---------- INPUT RECORDS ----------
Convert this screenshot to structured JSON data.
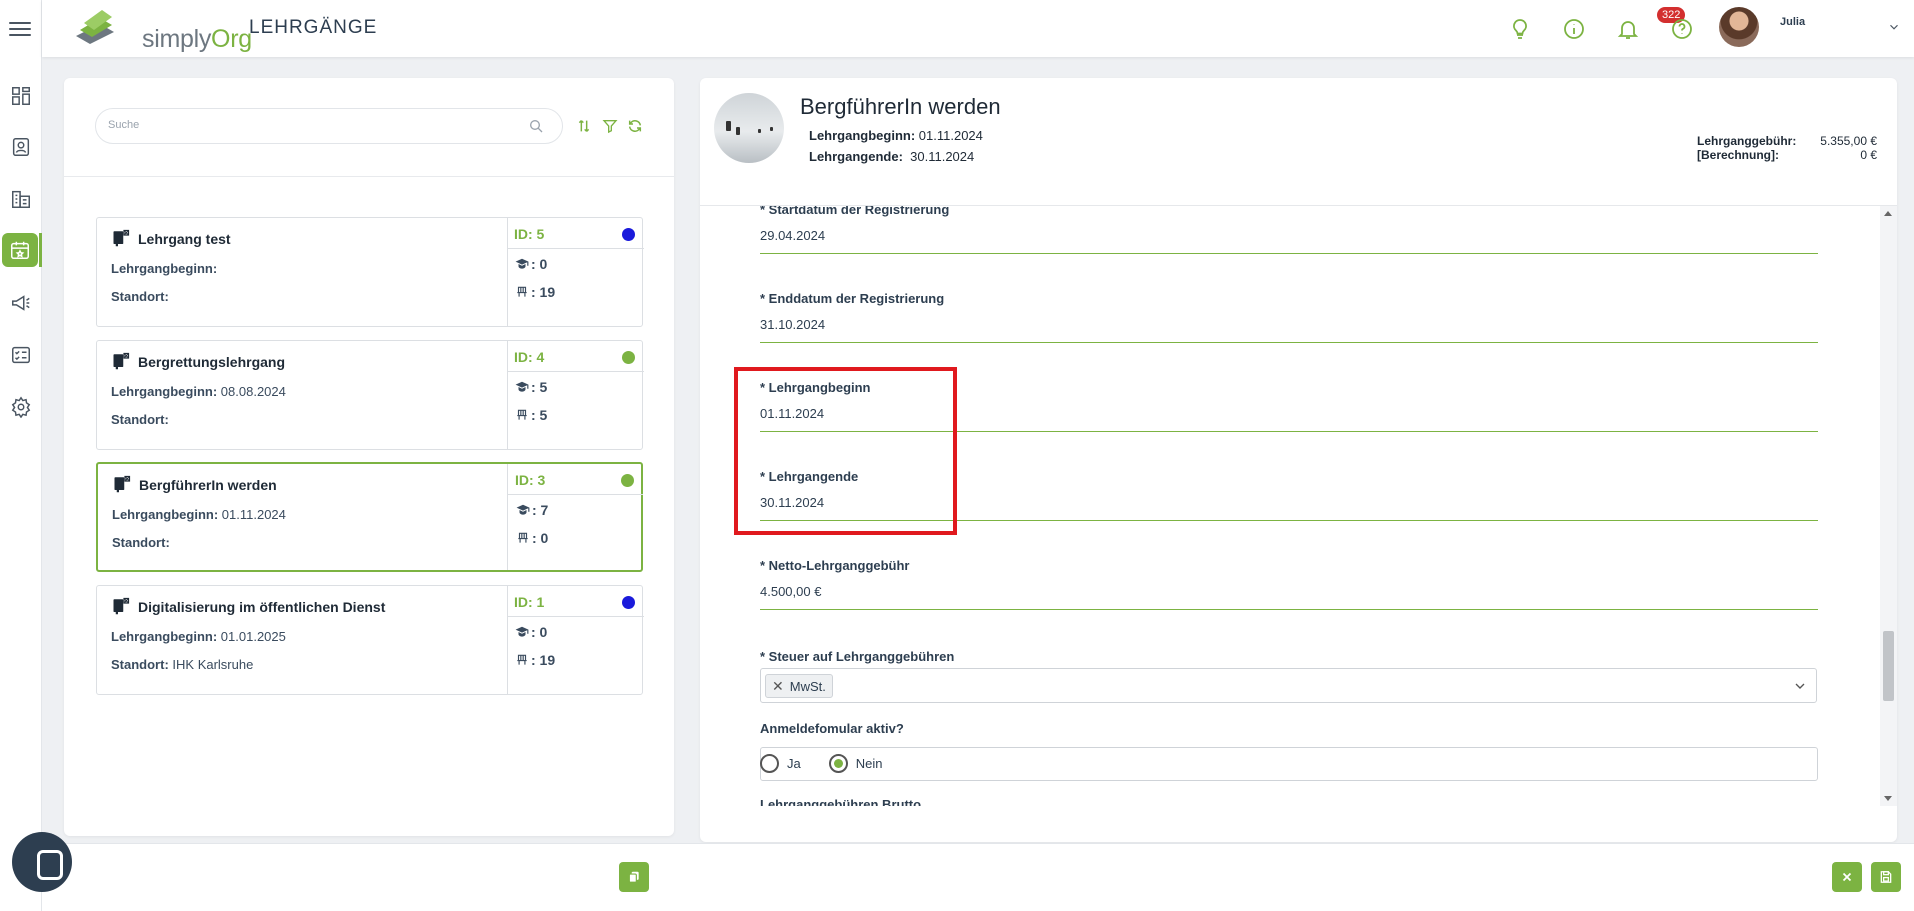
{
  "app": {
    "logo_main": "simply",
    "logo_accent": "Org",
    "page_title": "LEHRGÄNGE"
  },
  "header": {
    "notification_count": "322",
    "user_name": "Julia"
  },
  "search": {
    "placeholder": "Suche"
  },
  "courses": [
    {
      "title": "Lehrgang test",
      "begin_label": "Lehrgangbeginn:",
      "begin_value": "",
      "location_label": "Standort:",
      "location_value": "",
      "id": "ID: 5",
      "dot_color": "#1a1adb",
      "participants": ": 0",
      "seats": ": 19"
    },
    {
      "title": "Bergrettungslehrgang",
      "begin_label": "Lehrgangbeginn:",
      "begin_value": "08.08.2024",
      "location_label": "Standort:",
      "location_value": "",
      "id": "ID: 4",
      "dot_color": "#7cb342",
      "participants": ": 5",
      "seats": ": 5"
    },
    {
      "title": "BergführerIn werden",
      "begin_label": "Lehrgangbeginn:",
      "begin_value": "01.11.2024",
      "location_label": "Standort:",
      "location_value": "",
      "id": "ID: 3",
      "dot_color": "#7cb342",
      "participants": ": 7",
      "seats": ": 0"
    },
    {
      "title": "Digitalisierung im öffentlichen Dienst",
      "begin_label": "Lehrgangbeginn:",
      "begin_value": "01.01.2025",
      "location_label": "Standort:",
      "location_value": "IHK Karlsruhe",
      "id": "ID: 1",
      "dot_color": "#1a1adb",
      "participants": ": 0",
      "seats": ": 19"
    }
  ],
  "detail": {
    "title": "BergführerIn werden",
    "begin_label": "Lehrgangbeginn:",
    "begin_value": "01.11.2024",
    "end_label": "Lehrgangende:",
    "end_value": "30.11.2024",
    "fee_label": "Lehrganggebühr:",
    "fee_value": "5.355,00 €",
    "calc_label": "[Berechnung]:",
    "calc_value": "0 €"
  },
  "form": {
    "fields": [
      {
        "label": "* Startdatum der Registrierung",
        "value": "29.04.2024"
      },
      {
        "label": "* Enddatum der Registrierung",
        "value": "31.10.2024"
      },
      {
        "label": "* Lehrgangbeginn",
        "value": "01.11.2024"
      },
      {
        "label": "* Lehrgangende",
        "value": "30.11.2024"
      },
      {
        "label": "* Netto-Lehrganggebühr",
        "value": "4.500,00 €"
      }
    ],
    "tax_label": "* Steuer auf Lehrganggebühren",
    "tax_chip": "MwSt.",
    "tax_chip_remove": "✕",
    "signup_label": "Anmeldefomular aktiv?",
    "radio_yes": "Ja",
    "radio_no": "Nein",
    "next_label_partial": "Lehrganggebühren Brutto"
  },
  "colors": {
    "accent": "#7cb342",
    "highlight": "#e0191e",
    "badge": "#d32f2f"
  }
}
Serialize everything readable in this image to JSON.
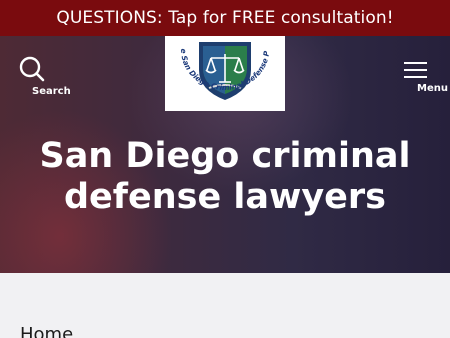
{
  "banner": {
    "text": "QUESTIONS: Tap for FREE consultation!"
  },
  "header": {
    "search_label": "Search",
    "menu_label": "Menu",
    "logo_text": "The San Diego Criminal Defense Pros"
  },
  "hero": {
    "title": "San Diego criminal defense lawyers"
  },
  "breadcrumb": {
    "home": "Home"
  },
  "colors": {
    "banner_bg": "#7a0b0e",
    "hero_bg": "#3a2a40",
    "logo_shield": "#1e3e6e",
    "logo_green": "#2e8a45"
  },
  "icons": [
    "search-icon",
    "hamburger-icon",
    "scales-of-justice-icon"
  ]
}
----------
■ STATED PROBLEM ■
Quote the material exactly. Pictures stay out.

■ OUTPUT ■
Convert this screenshot to structured JSON data.
{
  "app": {
    "logo_main": "simply",
    "logo_accent": "Org",
    "page_title": "LEHRGÄNGE"
  },
  "header": {
    "notification_count": "322",
    "user_name": "Julia"
  },
  "search": {
    "placeholder": "Suche"
  },
  "courses": [
    {
      "title": "Lehrgang test",
      "begin_label": "Lehrgangbeginn:",
      "begin_value": "",
      "location_label": "Standort:",
      "location_value": "",
      "id": "ID: 5",
      "dot_color": "#1a1adb",
      "participants": ": 0",
      "seats": ": 19"
    },
    {
      "title": "Bergrettungslehrgang",
      "begin_label": "Lehrgangbeginn:",
      "begin_value": "08.08.2024",
      "location_label": "Standort:",
      "location_value": "",
      "id": "ID: 4",
      "dot_color": "#7cb342",
      "participants": ": 5",
      "seats": ": 5"
    },
    {
      "title": "BergführerIn werden",
      "begin_label": "Lehrgangbeginn:",
      "begin_value": "01.11.2024",
      "location_label": "Standort:",
      "location_value": "",
      "id": "ID: 3",
      "dot_color": "#7cb342",
      "participants": ": 7",
      "seats": ": 0"
    },
    {
      "title": "Digitalisierung im öffentlichen Dienst",
      "begin_label": "Lehrgangbeginn:",
      "begin_value": "01.01.2025",
      "location_label": "Standort:",
      "location_value": "IHK Karlsruhe",
      "id": "ID: 1",
      "dot_color": "#1a1adb",
      "participants": ": 0",
      "seats": ": 19"
    }
  ],
  "detail": {
    "title": "BergführerIn werden",
    "begin_label": "Lehrgangbeginn:",
    "begin_value": "01.11.2024",
    "end_label": "Lehrgangende:",
    "end_value": "30.11.2024",
    "fee_label": "Lehrganggebühr:",
    "fee_value": "5.355,00 €",
    "calc_label": "[Berechnung]:",
    "calc_value": "0 €"
  },
  "form": {
    "fields": [
      {
        "label": "* Startdatum der Registrierung",
        "value": "29.04.2024"
      },
      {
        "label": "* Enddatum der Registrierung",
        "value": "31.10.2024"
      },
      {
        "label": "* Lehrgangbeginn",
        "value": "01.11.2024"
      },
      {
        "label": "* Lehrgangende",
        "value": "30.11.2024"
      },
      {
        "label": "* Netto-Lehrganggebühr",
        "value": "4.500,00 €"
      }
    ],
    "tax_label": "* Steuer auf Lehrganggebühren",
    "tax_chip": "MwSt.",
    "tax_chip_remove": "✕",
    "signup_label": "Anmeldefomular aktiv?",
    "radio_yes": "Ja",
    "radio_no": "Nein",
    "next_label_partial": "Lehrganggebühren Brutto"
  },
  "colors": {
    "accent": "#7cb342",
    "highlight": "#e0191e",
    "badge": "#d32f2f"
  }
}
Serialize everything readable in this image to JSON.
{
  "banner": {
    "text": "QUESTIONS: Tap for FREE consultation!"
  },
  "header": {
    "search_label": "Search",
    "menu_label": "Menu",
    "logo_text": "The San Diego Criminal Defense Pros"
  },
  "hero": {
    "title": "San Diego criminal defense lawyers"
  },
  "breadcrumb": {
    "home": "Home"
  },
  "colors": {
    "banner_bg": "#7a0b0e",
    "hero_bg": "#3a2a40",
    "logo_shield": "#1e3e6e",
    "logo_green": "#2e8a45"
  },
  "icons": [
    "search-icon",
    "hamburger-icon",
    "scales-of-justice-icon"
  ]
}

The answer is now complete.